● **TASK BRIEF**: Scan the lines below for the word "Services". Copy each line you find it in.

● **SOURCE MATERIAL**:
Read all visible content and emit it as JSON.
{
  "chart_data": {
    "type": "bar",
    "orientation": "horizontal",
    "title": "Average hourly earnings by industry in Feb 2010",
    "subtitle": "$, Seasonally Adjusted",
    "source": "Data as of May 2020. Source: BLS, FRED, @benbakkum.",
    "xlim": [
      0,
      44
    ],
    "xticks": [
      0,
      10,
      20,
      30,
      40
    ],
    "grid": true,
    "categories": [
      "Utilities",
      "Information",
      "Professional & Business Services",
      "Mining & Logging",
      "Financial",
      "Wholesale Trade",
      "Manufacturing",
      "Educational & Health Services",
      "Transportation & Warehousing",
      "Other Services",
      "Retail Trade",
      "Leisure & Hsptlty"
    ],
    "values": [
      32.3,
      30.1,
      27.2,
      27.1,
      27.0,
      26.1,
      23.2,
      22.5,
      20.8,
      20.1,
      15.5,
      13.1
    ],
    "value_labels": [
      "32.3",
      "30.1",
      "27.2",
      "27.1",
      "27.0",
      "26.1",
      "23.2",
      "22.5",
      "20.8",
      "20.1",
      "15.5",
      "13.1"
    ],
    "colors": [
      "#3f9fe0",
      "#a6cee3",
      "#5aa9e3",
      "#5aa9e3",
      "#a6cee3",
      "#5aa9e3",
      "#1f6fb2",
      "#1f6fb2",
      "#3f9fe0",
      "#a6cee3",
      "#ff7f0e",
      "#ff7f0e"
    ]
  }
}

* * *

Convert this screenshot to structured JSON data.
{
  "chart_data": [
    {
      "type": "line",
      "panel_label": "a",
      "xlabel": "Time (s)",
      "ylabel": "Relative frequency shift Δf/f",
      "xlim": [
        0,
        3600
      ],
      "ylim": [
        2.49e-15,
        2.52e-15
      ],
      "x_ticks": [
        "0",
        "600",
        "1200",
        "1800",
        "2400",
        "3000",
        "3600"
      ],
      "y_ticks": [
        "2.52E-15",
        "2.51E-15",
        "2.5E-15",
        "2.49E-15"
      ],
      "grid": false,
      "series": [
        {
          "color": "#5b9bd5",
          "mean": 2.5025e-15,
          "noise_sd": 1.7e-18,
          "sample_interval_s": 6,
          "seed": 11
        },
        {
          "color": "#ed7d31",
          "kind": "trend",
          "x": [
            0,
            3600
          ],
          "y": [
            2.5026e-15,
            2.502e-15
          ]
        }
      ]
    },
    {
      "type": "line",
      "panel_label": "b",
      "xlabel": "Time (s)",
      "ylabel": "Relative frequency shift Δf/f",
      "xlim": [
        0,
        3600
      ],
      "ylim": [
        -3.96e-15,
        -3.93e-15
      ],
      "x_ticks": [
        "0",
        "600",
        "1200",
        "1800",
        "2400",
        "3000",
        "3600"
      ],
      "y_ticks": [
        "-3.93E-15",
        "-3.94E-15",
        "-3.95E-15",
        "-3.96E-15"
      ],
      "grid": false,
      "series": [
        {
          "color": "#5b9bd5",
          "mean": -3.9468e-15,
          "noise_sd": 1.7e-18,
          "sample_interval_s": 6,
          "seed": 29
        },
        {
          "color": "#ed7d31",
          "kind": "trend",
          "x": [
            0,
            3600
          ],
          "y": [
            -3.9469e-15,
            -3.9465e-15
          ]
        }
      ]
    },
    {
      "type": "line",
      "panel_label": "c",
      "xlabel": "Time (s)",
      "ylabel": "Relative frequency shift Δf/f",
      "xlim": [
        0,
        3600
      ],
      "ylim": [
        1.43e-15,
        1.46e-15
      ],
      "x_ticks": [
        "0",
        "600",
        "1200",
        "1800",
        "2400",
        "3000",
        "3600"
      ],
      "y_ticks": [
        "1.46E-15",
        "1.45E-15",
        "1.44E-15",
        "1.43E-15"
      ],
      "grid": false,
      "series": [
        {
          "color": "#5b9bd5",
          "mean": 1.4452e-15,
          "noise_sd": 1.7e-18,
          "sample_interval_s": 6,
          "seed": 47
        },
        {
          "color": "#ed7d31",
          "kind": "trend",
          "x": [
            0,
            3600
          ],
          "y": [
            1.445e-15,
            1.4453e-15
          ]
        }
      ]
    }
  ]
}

● **EXPECTED ANSWER**:
      "Professional & Business Services",
      "Educational & Health Services",
      "Other Services",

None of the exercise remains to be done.